* Part of a data file *

____________

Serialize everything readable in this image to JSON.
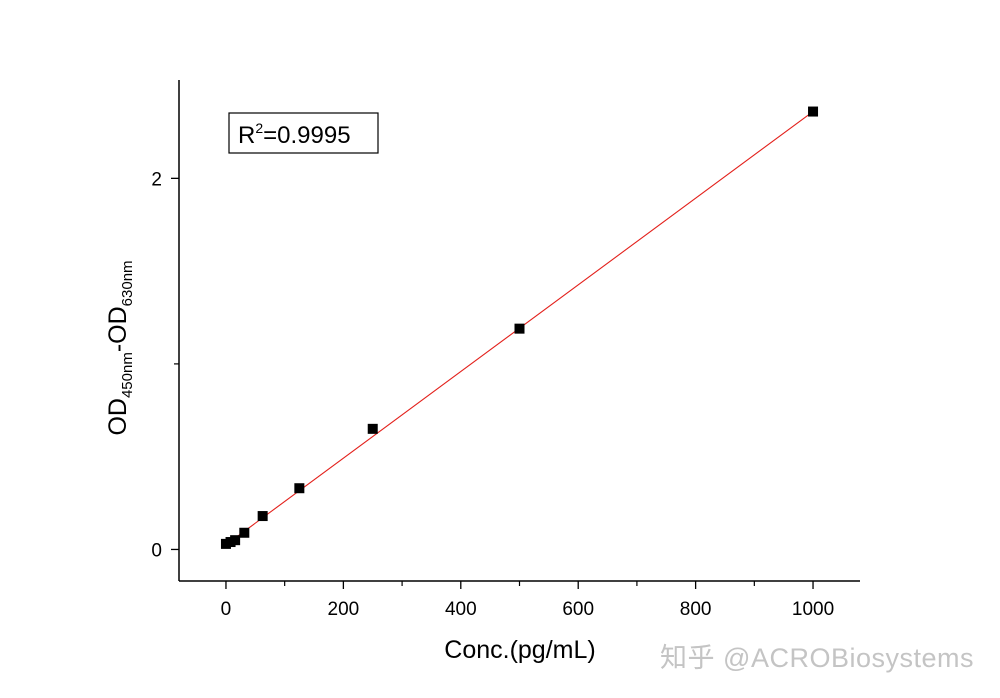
{
  "chart_data": {
    "type": "scatter",
    "title": "",
    "xlabel": "Conc.(pg/mL)",
    "ylabel": {
      "base1": "OD",
      "sub1": "450nm",
      "sep": "-OD",
      "sub2": "630nm"
    },
    "xlim": [
      -80,
      1080
    ],
    "ylim": [
      -0.17,
      2.53
    ],
    "x_ticks": [
      0,
      200,
      400,
      600,
      800,
      1000
    ],
    "x_minor_ticks": [
      100,
      300,
      500,
      700,
      900
    ],
    "y_ticks": [
      0,
      2
    ],
    "y_minor_ticks": [
      1
    ],
    "grid": false,
    "points": [
      {
        "x": 0,
        "y": 0.03
      },
      {
        "x": 7.8,
        "y": 0.04
      },
      {
        "x": 15.6,
        "y": 0.05
      },
      {
        "x": 31.25,
        "y": 0.09
      },
      {
        "x": 62.5,
        "y": 0.18
      },
      {
        "x": 125,
        "y": 0.33
      },
      {
        "x": 250,
        "y": 0.65
      },
      {
        "x": 500,
        "y": 1.19
      },
      {
        "x": 1000,
        "y": 2.36
      }
    ],
    "fit_line": {
      "x": [
        0,
        1000
      ],
      "y": [
        0.025,
        2.36
      ],
      "color": "#e3201b"
    },
    "annotation": {
      "base": "R",
      "sup": "2",
      "rest": "=0.9995"
    },
    "marker_color": "#000000"
  },
  "watermark": "知乎 @ACROBiosystems"
}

____________

* INSTRUCTION *
The pictures in the entries should be left out; output everything else exactly.

* EXERCISE RESPONSE *
Serialize everything readable in this image to JSON.
{
  "chart_data": {
    "type": "scatter",
    "title": "",
    "xlabel": "Conc.(pg/mL)",
    "ylabel": {
      "base1": "OD",
      "sub1": "450nm",
      "sep": "-OD",
      "sub2": "630nm"
    },
    "xlim": [
      -80,
      1080
    ],
    "ylim": [
      -0.17,
      2.53
    ],
    "x_ticks": [
      0,
      200,
      400,
      600,
      800,
      1000
    ],
    "x_minor_ticks": [
      100,
      300,
      500,
      700,
      900
    ],
    "y_ticks": [
      0,
      2
    ],
    "y_minor_ticks": [
      1
    ],
    "grid": false,
    "points": [
      {
        "x": 0,
        "y": 0.03
      },
      {
        "x": 7.8,
        "y": 0.04
      },
      {
        "x": 15.6,
        "y": 0.05
      },
      {
        "x": 31.25,
        "y": 0.09
      },
      {
        "x": 62.5,
        "y": 0.18
      },
      {
        "x": 125,
        "y": 0.33
      },
      {
        "x": 250,
        "y": 0.65
      },
      {
        "x": 500,
        "y": 1.19
      },
      {
        "x": 1000,
        "y": 2.36
      }
    ],
    "fit_line": {
      "x": [
        0,
        1000
      ],
      "y": [
        0.025,
        2.36
      ],
      "color": "#e3201b"
    },
    "annotation": {
      "base": "R",
      "sup": "2",
      "rest": "=0.9995"
    },
    "marker_color": "#000000"
  },
  "watermark": "知乎 @ACROBiosystems"
}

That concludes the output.